• **Required work**
Copy out each line below that has the word "icon" in it.
BEGIN
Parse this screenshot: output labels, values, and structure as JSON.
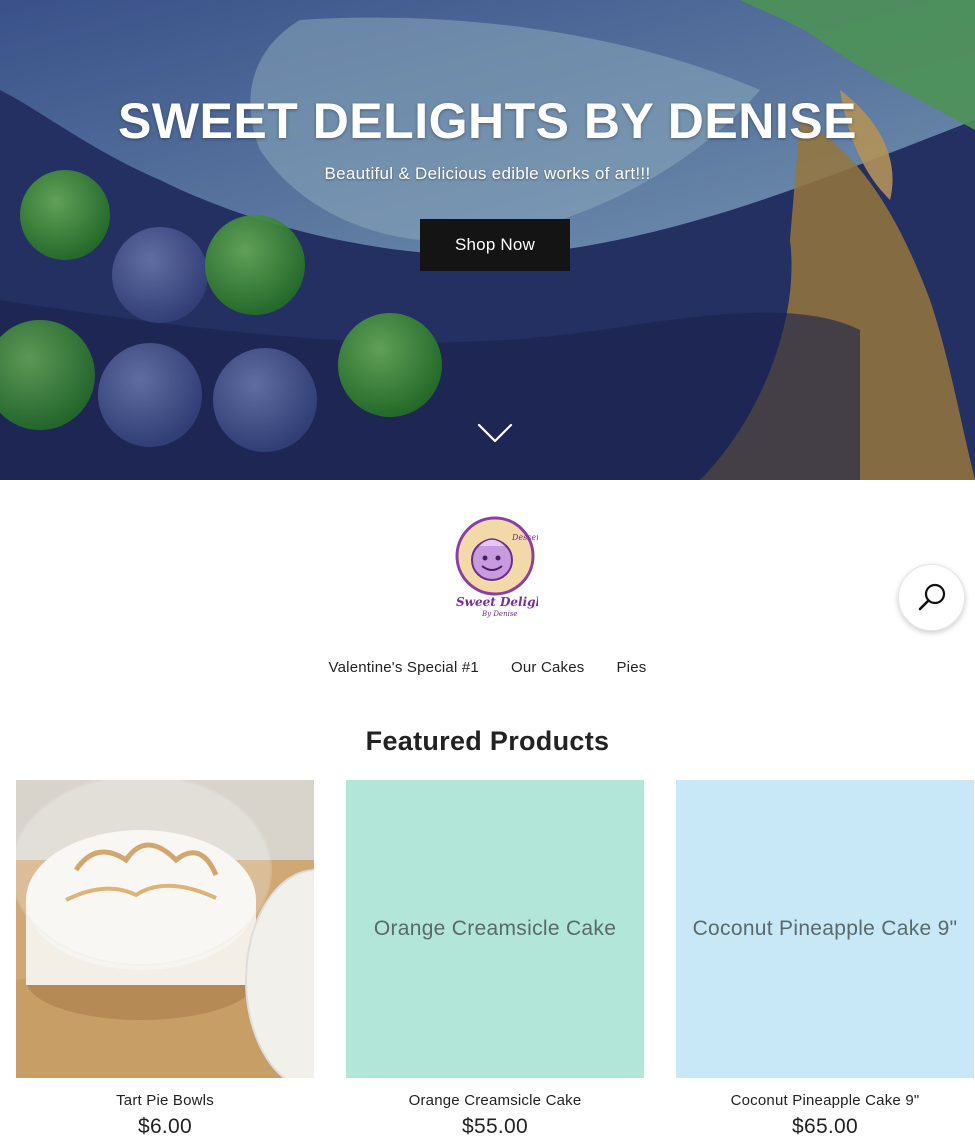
{
  "hero": {
    "title": "SWEET DELIGHTS BY DENISE",
    "subtitle": "Beautiful & Delicious edible works of art!!!",
    "button_label": "Shop Now"
  },
  "header": {
    "logo_alt": "Sweet Delights By Denise",
    "search_icon": "search-icon"
  },
  "nav": {
    "items": [
      {
        "label": "Valentine's Special #1"
      },
      {
        "label": "Our Cakes"
      },
      {
        "label": "Pies"
      }
    ]
  },
  "featured": {
    "title": "Featured Products",
    "products": [
      {
        "name": "Tart Pie Bowls",
        "price": "$6.00",
        "thumb_text": "",
        "thumb_color": "#c9a77c"
      },
      {
        "name": "Orange Creamsicle Cake",
        "price": "$55.00",
        "thumb_text": "Orange Creamsicle Cake",
        "thumb_color": "#b2e6d8"
      },
      {
        "name": "Coconut Pineapple Cake 9\"",
        "price": "$65.00",
        "thumb_text": "Coconut Pineapple Cake 9\"",
        "thumb_color": "#c8e8f8"
      }
    ]
  },
  "colors": {
    "button_bg": "#141414",
    "text": "#222222"
  }
}
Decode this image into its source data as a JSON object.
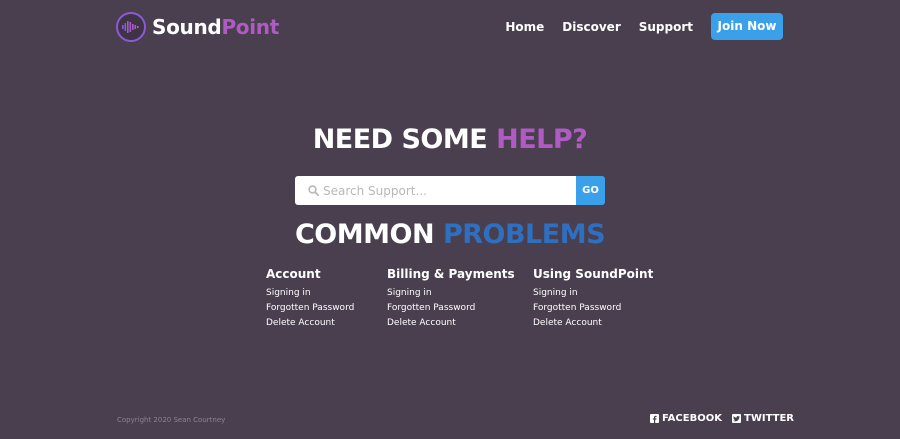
{
  "brand": {
    "name_part1": "Sound",
    "name_part2": "Point",
    "accent": "#b05bc4"
  },
  "nav": {
    "items": [
      "Home",
      "Discover",
      "Support"
    ],
    "cta": "Join Now"
  },
  "hero": {
    "title_part1": "NEED SOME ",
    "title_part2": "HELP?"
  },
  "search": {
    "placeholder": "Search Support...",
    "button": "GO"
  },
  "problems": {
    "title_part1": "COMMON ",
    "title_part2": "PROBLEMS",
    "columns": [
      {
        "heading": "Account",
        "links": [
          "Signing in",
          "Forgotten Password",
          "Delete Account"
        ]
      },
      {
        "heading": "Billing & Payments",
        "links": [
          "Signing in",
          "Forgotten Password",
          "Delete Account"
        ]
      },
      {
        "heading": "Using SoundPoint",
        "links": [
          "Signing in",
          "Forgotten Password",
          "Delete Account"
        ]
      }
    ]
  },
  "footer": {
    "copyright": "Copyright 2020 Sean Courtney",
    "facebook": "FACEBOOK",
    "twitter": "TWITTER"
  },
  "colors": {
    "background": "#4a3f4e",
    "button_blue": "#3aa0ea",
    "problems_blue": "#2f6fc0"
  }
}
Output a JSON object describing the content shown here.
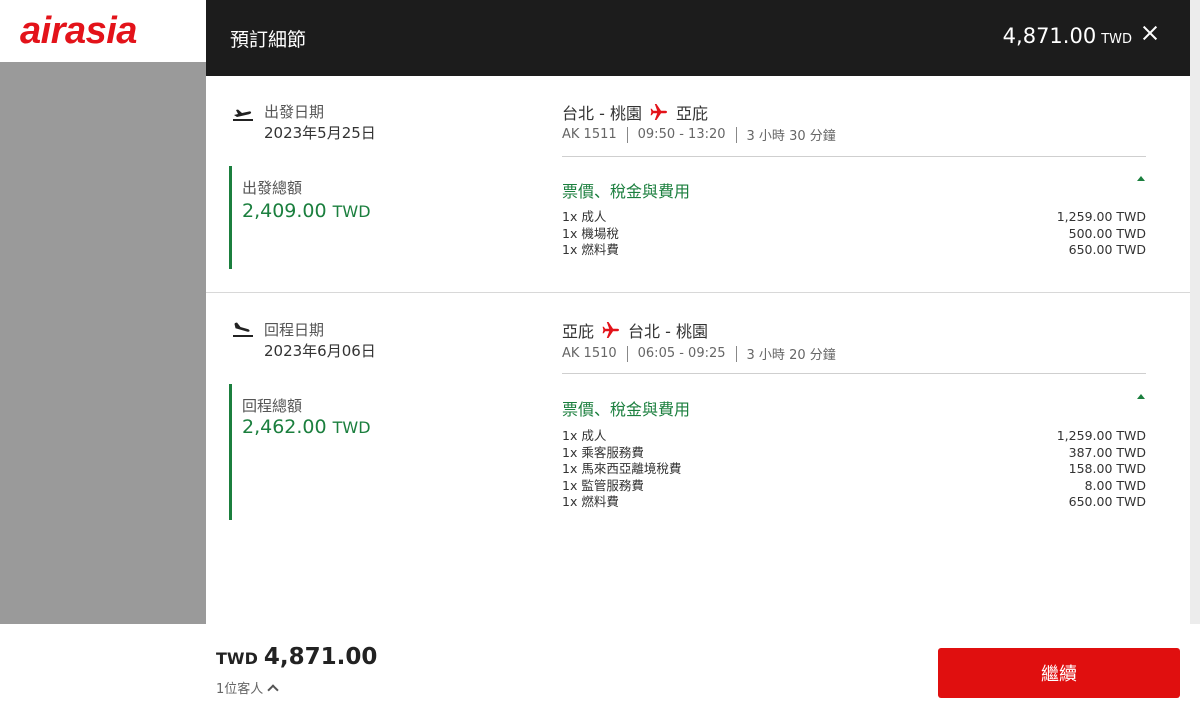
{
  "app": {
    "logo_text": "airasia",
    "brand_color": "#e3131a"
  },
  "modal": {
    "title": "預訂細節",
    "total_amount": "4,871.00",
    "total_currency": "TWD",
    "close_icon": "close-icon"
  },
  "legs": [
    {
      "label": "出發日期",
      "date": "2023年5月25日",
      "icon": "takeoff-icon",
      "total_label": "出發總額",
      "total_amount": "2,409.00",
      "total_currency": "TWD",
      "origin": "台北 - 桃園",
      "destination": "亞庇",
      "flight_no": "AK 1511",
      "time": "09:50 - 13:20",
      "duration": "3 小時 30 分鐘",
      "fees_title": "票價、稅金與費用",
      "fees": [
        {
          "name": "1x 成人",
          "amount": "1,259.00 TWD"
        },
        {
          "name": "1x 機場稅",
          "amount": "500.00 TWD"
        },
        {
          "name": "1x 燃料費",
          "amount": "650.00 TWD"
        }
      ]
    },
    {
      "label": "回程日期",
      "date": "2023年6月06日",
      "icon": "landing-icon",
      "total_label": "回程總額",
      "total_amount": "2,462.00",
      "total_currency": "TWD",
      "origin": "亞庇",
      "destination": "台北 - 桃園",
      "flight_no": "AK 1510",
      "time": "06:05 - 09:25",
      "duration": "3 小時 20 分鐘",
      "fees_title": "票價、稅金與費用",
      "fees": [
        {
          "name": "1x 成人",
          "amount": "1,259.00 TWD"
        },
        {
          "name": "1x 乘客服務費",
          "amount": "387.00 TWD"
        },
        {
          "name": "1x 馬來西亞離境稅費",
          "amount": "158.00 TWD"
        },
        {
          "name": "1x 監管服務費",
          "amount": "8.00 TWD"
        },
        {
          "name": "1x 燃料費",
          "amount": "650.00 TWD"
        }
      ]
    }
  ],
  "footer": {
    "currency": "TWD",
    "amount": "4,871.00",
    "guests": "1位客人",
    "continue_label": "繼續",
    "button_color": "#e00f0f"
  },
  "colors": {
    "accent_green": "#1b7f3e",
    "header_dark": "#1c1c1c"
  }
}
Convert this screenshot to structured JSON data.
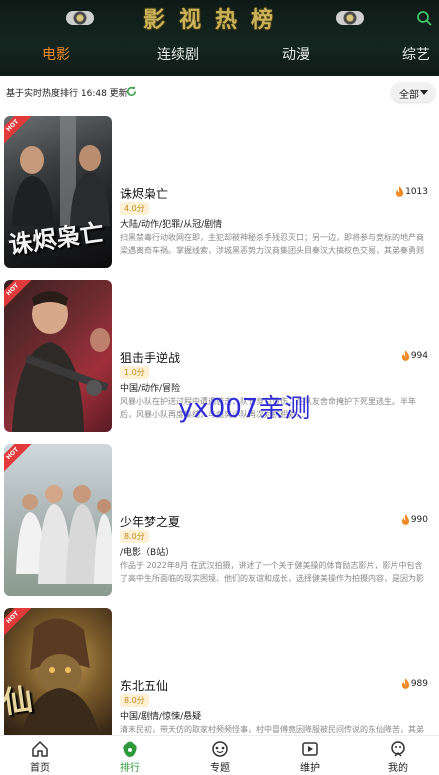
{
  "header": {
    "brand_title": "影视热榜",
    "tabs": [
      {
        "label": "电影",
        "active": true
      },
      {
        "label": "连续剧",
        "active": false
      },
      {
        "label": "动漫",
        "active": false
      },
      {
        "label": "综艺",
        "active": false
      }
    ]
  },
  "infobar": {
    "update_text": "基于实时热度排行 16:48 更新",
    "filter_label": "全部"
  },
  "items": [
    {
      "title": "诛烬枭亡",
      "heat": "1013",
      "score": "4.0分",
      "tags": "大陆/动作/犯罪/从冠/剧情",
      "desc": "扫黑禁毒行动收网在即，主犯却被神秘杀手残忍灭口；另一边，即将参与竞标的地产商梁遇离奇车祸。掌握线索，涉城黑恶势力汉商集团头目秦汉大搞权色交易，其弟秦勇则在暗处杀人…",
      "poster_caption": "诛烬枭亡",
      "hot_badge": "HOT"
    },
    {
      "title": "狙击手逆战",
      "heat": "994",
      "score": "1.0分",
      "tags": "中国/动作/冒险",
      "desc": "风暴小队在护送过程中遭遇袭击，队长身负重伤，在队友舍命掩护下死里逃生。半年后，风暴小队再度集结，与曲奕小队再次对抗相对…",
      "poster_caption": "",
      "hot_badge": "HOT"
    },
    {
      "title": "少年梦之夏",
      "heat": "990",
      "score": "8.0分",
      "tags": "/电影（B站）",
      "desc": "作品于 2022年8月 在武汉拍摄，讲述了一个关于健美操的体育励志影片，影片中包含了高中生所面临的现实困境、他们的友谊和成长，选择健美操作为拍摄内容，是因为影片中大部分…",
      "poster_caption": "",
      "hot_badge": "HOT"
    },
    {
      "title": "东北五仙",
      "heat": "989",
      "score": "8.0分",
      "tags": "中国/剧情/惊悚/悬疑",
      "desc": "清末民初，带天仿的取家村频频怪事，村中冒傅竟因降服被民间传说的东仙降苦，其弟子那笙…",
      "poster_caption": "仙",
      "hot_badge": "HOT"
    }
  ],
  "watermark": "yx007亲测",
  "bottom_nav": [
    {
      "label": "首页",
      "icon": "home-icon",
      "active": false
    },
    {
      "label": "排行",
      "icon": "ranking-icon",
      "active": true
    },
    {
      "label": "专题",
      "icon": "topic-icon",
      "active": false
    },
    {
      "label": "维护",
      "icon": "maintenance-icon",
      "active": false
    },
    {
      "label": "我的",
      "icon": "profile-icon",
      "active": false
    }
  ],
  "colors": {
    "accent_orange": "#f08a24",
    "active_green": "#2e9a3a",
    "header_bg": "#13221d",
    "score_text": "#c58a1a",
    "watermark": "#2f2bd6"
  }
}
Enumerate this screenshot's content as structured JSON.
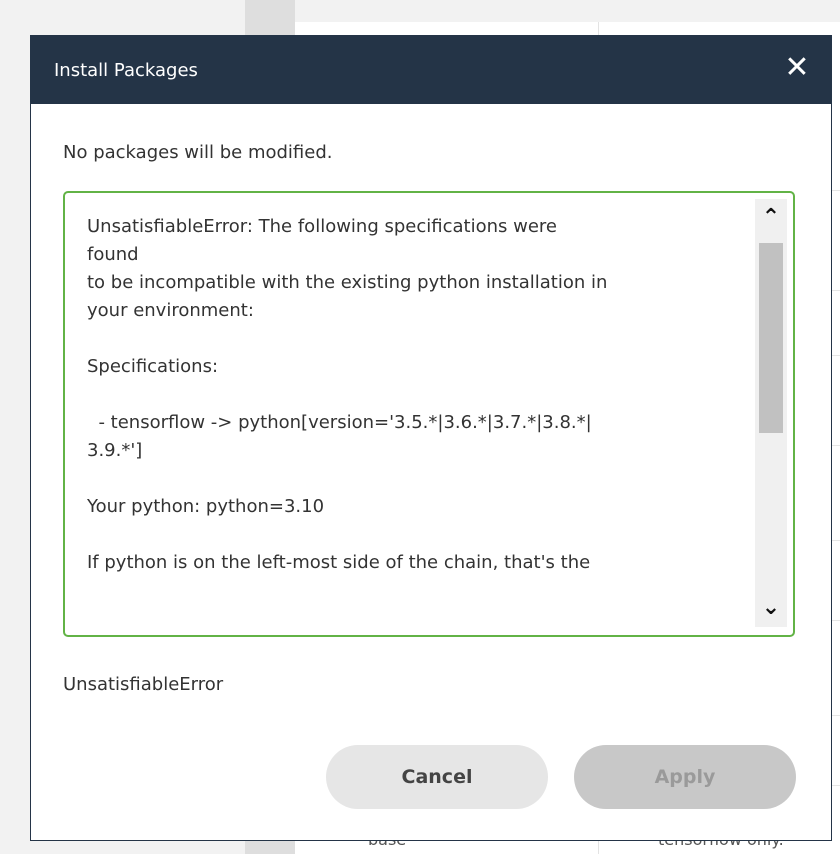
{
  "dialog": {
    "title": "Install Packages",
    "close_icon": "close-icon",
    "close_glyph": "✕",
    "summary": "No packages will be modified.",
    "error_lines": [
      "UnsatisfiableError: The following specifications were",
      "found",
      "to be incompatible with the existing python installation in",
      "your environment:",
      "",
      "Specifications:",
      "",
      "  - tensorflow -> python[version='3.5.*|3.6.*|3.7.*|3.8.*|",
      "3.9.*']",
      "",
      "Your python: python=3.10",
      "",
      "If python is on the left-most side of the chain, that's the"
    ],
    "error_label": "UnsatisfiableError",
    "cancel_label": "Cancel",
    "apply_label": "Apply",
    "scroll_up_glyph": "⌃",
    "scroll_down_glyph": "⌄"
  },
  "background": {
    "bottom_left_text": "base",
    "bottom_right_text": "tensorflow only."
  },
  "colors": {
    "header": "#243447",
    "error_border": "#62b346",
    "cancel_bg": "#e6e6e6",
    "apply_bg": "#c8c8c8"
  }
}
END
• **Solution below**
    "search_icon": "search-icon"
    "close_icon": "close-icon"
      "icon": "takeoff-icon",
      "icon": "landing-icon",
      "icon": "home-icon",
      "icon": "ranking-icon",
      "icon": "topic-icon",
      "icon": "maintenance-icon",
      "icon": "profile-icon",
    "close_icon": "close-icon",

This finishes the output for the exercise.